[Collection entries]
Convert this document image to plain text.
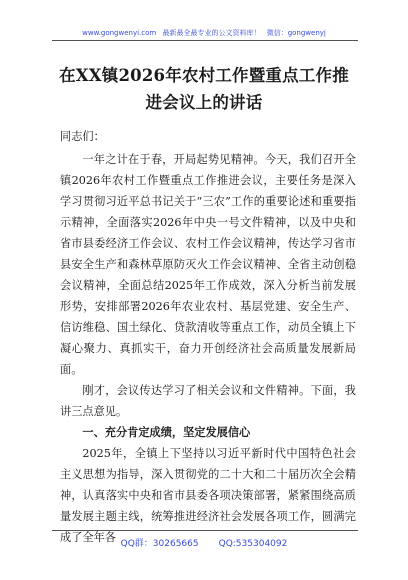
www.gongwenyi.com 最新最全最专业的公文资料库！ 微信：gongwenyj
在XX镇2026年农村工作暨重点工作推
进会议上的讲话

同志们：

一年之计在于春，开局起势见精神。今天，我们召开全镇2026年农村工作暨重点工作推进会议，主要任务是深入学习贯彻习近平总书记关于“三农”工作的重要论述和重要指示精神，全面落实2026年中央一号文件精神，以及中央和省市县委经济工作会议、农村工作会议精神，传达学习省市县安全生产和森林草原防灭火工作会议精神、全省主动创稳会议精神，全面总结2025年工作成效，深入分析当前发展形势，安排部署2026年农业农村、基层党建、安全生产、信访维稳、国土绿化、贷款清收等重点工作，动员全镇上下凝心聚力、真抓实干，奋力开创经济社会高质量发展新局面。

刚才，会议传达学习了相关会议和文件精神。下面，我讲三点意见。

一、充分肯定成绩，坚定发展信心

2025年，全镇上下坚持以习近平新时代中国特色社会主义思想为指导，深入贯彻党的二十大和二十届历次全会精神，认真落实中央和省市县委各项决策部署，紧紧围绕高质量发展主题主线，统筹推进经济社会发展各项工作，圆满完成了全年各 QQ群：30265665 QQ:535304092
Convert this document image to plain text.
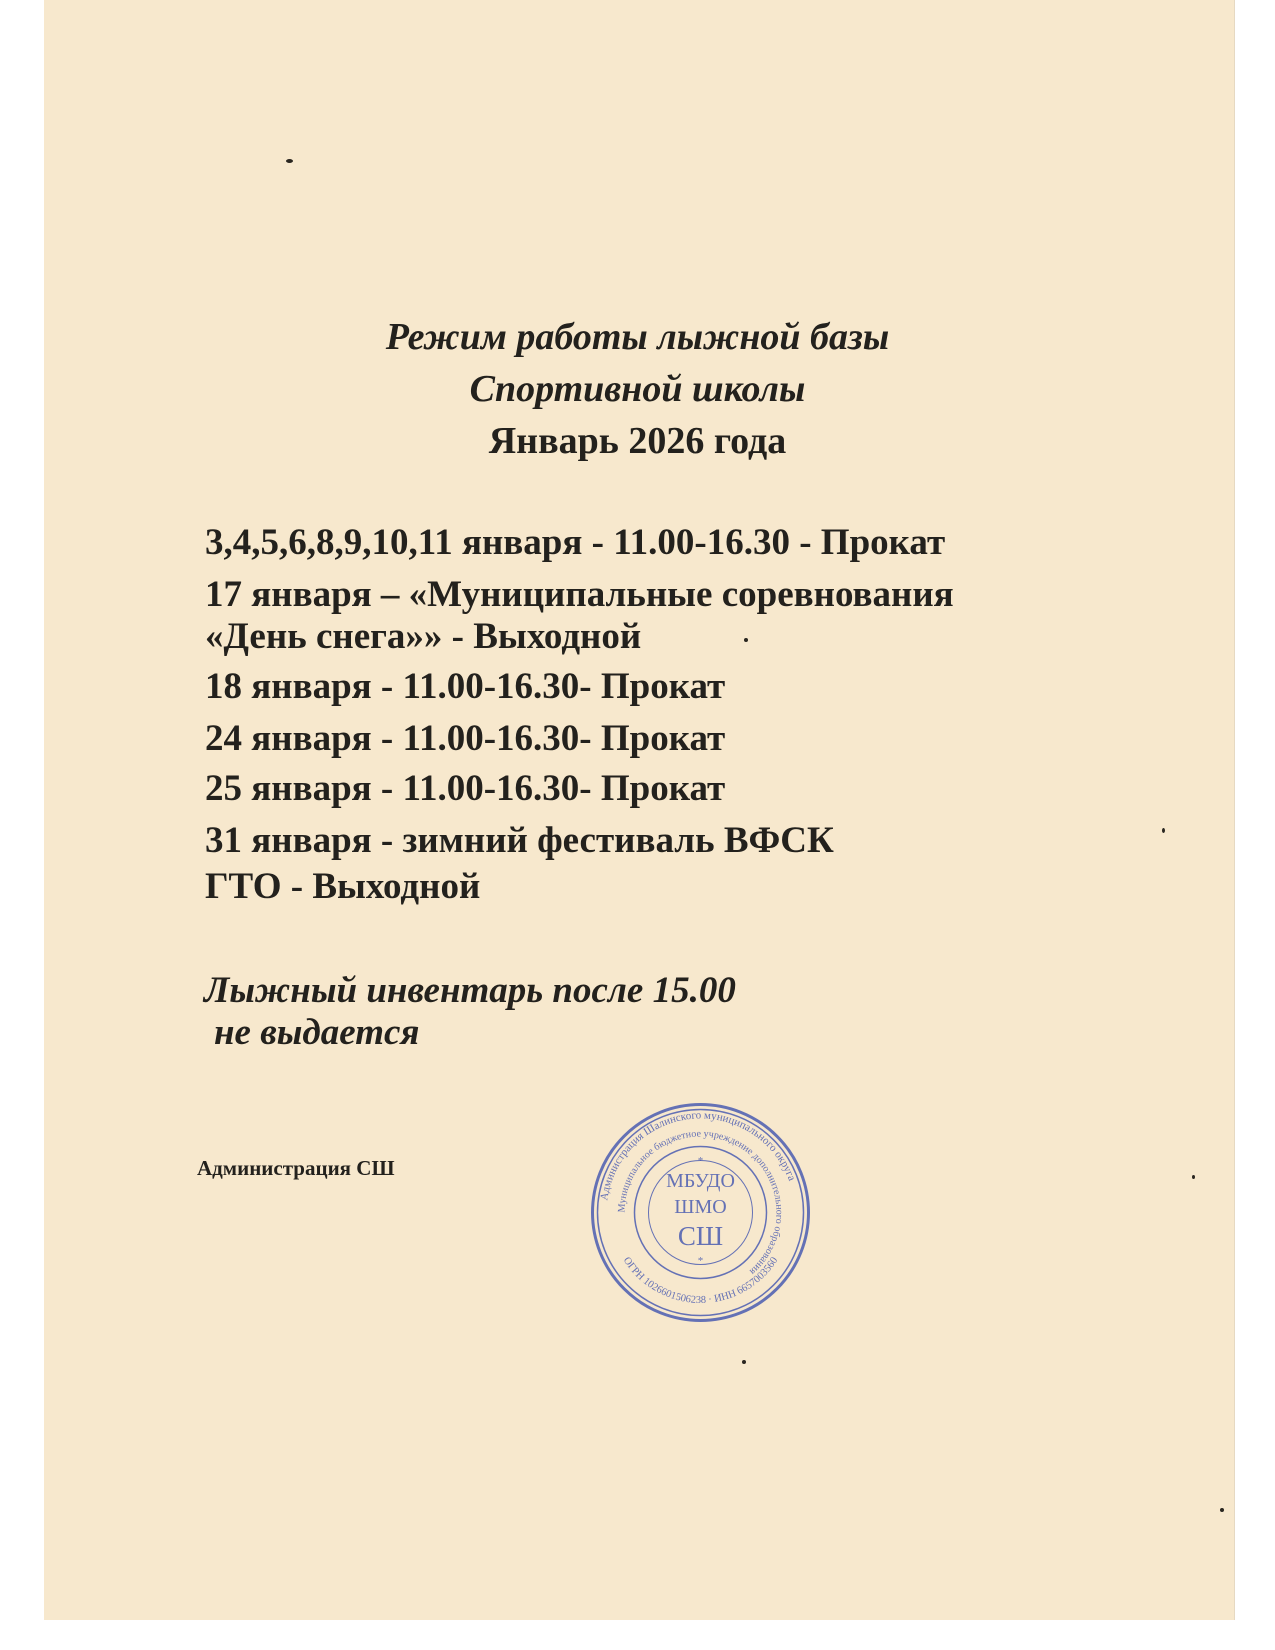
Режим работы лыжной базы
Спортивной школы
Январь 2026 года

3,4,5,6,8,9,10,11 января - 11.00-16.30 - Прокат

17 января – «Муниципальные соревнования

«День снега»» - Выходной

18 января - 11.00-16.30- Прокат

24 января - 11.00-16.30- Прокат

25 января - 11.00-16.30- Прокат

31 января - зимний фестиваль ВФСК

ГТО - Выходной

Лыжный инвентарь после 15.00

не выдается

Администрация СШ

Администрация Шалинского муниципального округа
Муниципальное бюджетное учреждение дополнительного образования
ОГРН 1026601506238 · ИНН 6657003560
МБУДО
ШМО
СШ
*
*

• [Objective] Replicate the material above verbatim; images stay out of the copy.

• [Complete output]
Convert this document image to plain text.
www.gongwenyi.com 最新最全最专业的公文资料库！ 微信：gongwenyj
在XX镇2026年农村工作暨重点工作推
进会议上的讲话

同志们：

一年之计在于春，开局起势见精神。今天，我们召开全镇2026年农村工作暨重点工作推进会议，主要任务是深入学习贯彻习近平总书记关于“三农”工作的重要论述和重要指示精神，全面落实2026年中央一号文件精神，以及中央和省市县委经济工作会议、农村工作会议精神，传达学习省市县安全生产和森林草原防灭火工作会议精神、全省主动创稳会议精神，全面总结2025年工作成效，深入分析当前发展形势，安排部署2026年农业农村、基层党建、安全生产、信访维稳、国土绿化、贷款清收等重点工作，动员全镇上下凝心聚力、真抓实干，奋力开创经济社会高质量发展新局面。

刚才，会议传达学习了相关会议和文件精神。下面，我讲三点意见。

一、充分肯定成绩，坚定发展信心

2025年，全镇上下坚持以习近平新时代中国特色社会主义思想为指导，深入贯彻党的二十大和二十届历次全会精神，认真落实中央和省市县委各项决策部署，紧紧围绕高质量发展主题主线，统筹推进经济社会发展各项工作，圆满完成了全年各 QQ群：30265665 QQ:535304092
Convert this document image to plain text.
Режим работы лыжной базы
Спортивной школы
Январь 2026 года

3,4,5,6,8,9,10,11 января - 11.00-16.30 - Прокат

17 января – «Муниципальные соревнования

«День снега»» - Выходной

18 января - 11.00-16.30- Прокат

24 января - 11.00-16.30- Прокат

25 января - 11.00-16.30- Прокат

31 января - зимний фестиваль ВФСК

ГТО - Выходной

Лыжный инвентарь после 15.00

не выдается

Администрация СШ

Администрация Шалинского муниципального округа
Муниципальное бюджетное учреждение дополнительного образования
ОГРН 1026601506238 · ИНН 6657003560
МБУДО
ШМО
СШ
*
*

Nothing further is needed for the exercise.